Count how many lines of the material contain the string "ограничения", then give that number and nothing more.

-- Start Task inputs --

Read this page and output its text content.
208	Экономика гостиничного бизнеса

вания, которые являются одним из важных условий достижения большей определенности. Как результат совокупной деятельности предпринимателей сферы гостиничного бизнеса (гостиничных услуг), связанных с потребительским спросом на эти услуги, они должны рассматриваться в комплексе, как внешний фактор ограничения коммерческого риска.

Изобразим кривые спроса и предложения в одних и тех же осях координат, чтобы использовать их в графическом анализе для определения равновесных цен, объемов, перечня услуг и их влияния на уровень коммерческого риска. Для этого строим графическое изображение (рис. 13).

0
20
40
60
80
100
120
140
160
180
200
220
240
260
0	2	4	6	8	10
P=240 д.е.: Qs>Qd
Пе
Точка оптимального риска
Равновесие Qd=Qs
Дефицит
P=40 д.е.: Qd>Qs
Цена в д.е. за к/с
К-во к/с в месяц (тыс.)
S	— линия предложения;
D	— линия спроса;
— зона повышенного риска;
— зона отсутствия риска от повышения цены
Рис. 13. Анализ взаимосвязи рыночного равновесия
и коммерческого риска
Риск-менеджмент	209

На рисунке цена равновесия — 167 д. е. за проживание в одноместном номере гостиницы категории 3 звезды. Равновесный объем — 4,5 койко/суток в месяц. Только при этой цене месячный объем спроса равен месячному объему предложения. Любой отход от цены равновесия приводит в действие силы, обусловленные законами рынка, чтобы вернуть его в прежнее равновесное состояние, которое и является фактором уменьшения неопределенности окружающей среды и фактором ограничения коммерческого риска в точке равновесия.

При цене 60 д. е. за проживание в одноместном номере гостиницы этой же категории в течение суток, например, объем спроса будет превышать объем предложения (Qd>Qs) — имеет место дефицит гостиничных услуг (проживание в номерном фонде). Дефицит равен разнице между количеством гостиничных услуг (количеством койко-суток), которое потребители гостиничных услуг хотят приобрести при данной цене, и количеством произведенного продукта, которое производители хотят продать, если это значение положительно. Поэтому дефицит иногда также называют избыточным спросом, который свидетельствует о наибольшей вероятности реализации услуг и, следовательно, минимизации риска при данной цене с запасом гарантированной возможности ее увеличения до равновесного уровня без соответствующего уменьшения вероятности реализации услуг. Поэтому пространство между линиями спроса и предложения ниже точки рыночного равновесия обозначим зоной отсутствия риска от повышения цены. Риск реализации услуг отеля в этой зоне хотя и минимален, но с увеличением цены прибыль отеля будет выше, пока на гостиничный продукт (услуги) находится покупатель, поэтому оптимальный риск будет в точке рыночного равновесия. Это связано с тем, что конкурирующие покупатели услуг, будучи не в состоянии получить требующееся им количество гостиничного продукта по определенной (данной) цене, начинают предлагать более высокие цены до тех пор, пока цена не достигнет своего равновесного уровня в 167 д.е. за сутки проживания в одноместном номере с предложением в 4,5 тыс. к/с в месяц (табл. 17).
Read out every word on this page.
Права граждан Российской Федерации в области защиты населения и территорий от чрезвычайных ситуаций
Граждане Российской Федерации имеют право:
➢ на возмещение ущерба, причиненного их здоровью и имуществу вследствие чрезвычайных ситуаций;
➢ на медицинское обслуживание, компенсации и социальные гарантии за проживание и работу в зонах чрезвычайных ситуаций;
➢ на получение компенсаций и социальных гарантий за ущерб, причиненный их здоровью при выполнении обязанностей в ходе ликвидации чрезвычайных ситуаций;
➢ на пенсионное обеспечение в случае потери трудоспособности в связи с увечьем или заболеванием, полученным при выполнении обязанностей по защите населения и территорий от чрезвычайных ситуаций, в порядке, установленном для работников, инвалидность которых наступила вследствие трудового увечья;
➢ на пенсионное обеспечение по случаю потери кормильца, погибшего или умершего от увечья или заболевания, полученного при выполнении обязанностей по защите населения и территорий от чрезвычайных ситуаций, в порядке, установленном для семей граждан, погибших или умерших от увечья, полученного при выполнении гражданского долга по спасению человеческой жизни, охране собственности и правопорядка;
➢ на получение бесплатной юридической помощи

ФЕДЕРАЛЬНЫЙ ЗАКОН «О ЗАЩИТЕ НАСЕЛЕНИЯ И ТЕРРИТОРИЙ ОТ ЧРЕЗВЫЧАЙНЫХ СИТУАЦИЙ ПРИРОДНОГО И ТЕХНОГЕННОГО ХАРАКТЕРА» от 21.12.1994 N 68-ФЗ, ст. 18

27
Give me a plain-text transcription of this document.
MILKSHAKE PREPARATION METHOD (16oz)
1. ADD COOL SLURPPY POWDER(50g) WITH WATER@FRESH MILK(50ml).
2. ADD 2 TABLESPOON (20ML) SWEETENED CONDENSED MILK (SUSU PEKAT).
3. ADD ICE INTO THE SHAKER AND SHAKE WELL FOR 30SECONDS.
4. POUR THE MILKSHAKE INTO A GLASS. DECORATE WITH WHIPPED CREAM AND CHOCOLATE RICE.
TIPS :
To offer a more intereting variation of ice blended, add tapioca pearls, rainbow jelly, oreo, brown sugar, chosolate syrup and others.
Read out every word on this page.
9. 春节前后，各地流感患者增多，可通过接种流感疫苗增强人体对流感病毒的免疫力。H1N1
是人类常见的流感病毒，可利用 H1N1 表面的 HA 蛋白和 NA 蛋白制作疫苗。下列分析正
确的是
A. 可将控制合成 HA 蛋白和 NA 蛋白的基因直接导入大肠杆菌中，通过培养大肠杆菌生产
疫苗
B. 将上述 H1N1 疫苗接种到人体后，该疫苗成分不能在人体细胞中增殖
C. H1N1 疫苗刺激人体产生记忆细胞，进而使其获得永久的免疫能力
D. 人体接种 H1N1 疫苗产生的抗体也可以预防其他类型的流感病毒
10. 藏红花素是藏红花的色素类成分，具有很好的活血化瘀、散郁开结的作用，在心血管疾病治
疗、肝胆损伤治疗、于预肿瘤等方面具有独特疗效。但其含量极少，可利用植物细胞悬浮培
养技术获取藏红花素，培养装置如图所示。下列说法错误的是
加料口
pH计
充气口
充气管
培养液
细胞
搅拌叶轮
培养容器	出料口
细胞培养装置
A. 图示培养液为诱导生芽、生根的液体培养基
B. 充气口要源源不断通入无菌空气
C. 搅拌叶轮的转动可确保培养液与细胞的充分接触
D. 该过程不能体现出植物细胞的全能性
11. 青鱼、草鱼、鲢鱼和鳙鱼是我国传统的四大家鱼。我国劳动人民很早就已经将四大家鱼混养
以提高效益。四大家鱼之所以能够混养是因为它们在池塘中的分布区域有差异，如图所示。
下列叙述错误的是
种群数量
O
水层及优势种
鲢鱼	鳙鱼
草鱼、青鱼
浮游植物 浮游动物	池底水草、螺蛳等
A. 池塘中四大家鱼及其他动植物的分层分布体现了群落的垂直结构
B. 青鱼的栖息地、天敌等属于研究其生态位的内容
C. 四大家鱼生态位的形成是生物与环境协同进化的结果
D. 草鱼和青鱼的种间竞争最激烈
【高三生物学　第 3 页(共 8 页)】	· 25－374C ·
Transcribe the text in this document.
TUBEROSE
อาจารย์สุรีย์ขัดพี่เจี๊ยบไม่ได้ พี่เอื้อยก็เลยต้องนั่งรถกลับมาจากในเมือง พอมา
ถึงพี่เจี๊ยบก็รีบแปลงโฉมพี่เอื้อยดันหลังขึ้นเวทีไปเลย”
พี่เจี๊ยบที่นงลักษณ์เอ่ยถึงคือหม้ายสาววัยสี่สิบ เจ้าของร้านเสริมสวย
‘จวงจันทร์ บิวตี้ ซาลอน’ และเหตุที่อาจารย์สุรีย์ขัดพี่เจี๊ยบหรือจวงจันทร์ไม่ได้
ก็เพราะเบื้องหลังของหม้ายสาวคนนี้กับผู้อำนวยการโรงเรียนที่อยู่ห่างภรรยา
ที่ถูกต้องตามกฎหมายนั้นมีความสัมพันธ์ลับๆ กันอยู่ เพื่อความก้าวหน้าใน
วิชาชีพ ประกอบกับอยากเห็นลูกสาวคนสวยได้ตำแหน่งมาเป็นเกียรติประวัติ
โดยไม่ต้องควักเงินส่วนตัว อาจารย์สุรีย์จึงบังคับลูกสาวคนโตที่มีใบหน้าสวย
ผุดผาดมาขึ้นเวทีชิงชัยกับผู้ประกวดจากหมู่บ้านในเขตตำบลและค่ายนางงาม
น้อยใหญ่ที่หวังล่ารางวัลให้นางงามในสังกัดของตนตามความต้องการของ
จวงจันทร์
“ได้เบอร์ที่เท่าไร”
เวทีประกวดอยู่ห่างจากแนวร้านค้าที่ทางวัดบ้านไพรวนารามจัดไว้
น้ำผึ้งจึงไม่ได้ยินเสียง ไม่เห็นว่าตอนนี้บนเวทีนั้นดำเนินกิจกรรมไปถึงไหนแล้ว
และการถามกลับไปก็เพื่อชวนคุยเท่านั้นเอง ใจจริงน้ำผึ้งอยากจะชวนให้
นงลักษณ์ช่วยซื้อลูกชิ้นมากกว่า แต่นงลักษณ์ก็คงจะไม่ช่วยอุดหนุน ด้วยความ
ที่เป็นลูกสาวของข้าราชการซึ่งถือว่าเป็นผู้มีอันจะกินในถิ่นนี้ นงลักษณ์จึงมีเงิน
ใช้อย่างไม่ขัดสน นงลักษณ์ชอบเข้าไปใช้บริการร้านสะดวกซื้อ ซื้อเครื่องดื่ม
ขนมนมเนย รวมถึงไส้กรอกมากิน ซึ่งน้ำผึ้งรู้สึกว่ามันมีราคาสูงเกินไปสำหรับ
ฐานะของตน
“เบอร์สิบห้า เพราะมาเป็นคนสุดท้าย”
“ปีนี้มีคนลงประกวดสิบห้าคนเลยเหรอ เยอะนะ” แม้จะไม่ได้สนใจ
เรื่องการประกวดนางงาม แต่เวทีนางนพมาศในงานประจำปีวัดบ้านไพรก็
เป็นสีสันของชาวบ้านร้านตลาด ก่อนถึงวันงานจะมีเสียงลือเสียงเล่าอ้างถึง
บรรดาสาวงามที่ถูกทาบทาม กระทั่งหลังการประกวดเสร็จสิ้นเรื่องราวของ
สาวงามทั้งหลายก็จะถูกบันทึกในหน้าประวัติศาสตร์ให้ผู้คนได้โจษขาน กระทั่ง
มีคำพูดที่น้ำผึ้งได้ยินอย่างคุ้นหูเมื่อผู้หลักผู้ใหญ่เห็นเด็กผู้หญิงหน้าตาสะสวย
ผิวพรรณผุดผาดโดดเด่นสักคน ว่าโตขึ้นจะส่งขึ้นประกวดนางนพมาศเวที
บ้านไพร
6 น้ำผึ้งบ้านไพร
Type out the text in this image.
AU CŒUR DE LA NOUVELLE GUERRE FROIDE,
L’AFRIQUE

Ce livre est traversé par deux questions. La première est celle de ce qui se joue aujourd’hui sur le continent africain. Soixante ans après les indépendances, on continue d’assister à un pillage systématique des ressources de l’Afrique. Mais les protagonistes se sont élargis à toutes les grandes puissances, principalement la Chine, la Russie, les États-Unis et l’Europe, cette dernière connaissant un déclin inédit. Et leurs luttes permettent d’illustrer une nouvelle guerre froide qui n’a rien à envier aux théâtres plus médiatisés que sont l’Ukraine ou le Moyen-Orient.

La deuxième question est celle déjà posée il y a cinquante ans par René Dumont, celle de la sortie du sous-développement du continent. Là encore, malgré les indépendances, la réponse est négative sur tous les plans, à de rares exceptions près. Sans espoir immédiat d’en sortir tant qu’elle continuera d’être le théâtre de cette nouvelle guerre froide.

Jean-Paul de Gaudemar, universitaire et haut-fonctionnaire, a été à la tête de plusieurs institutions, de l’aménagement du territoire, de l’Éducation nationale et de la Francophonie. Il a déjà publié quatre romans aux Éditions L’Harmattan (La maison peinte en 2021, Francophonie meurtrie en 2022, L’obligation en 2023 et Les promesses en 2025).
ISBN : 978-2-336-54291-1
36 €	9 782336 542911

-- End Task inputs --

Task output ->
2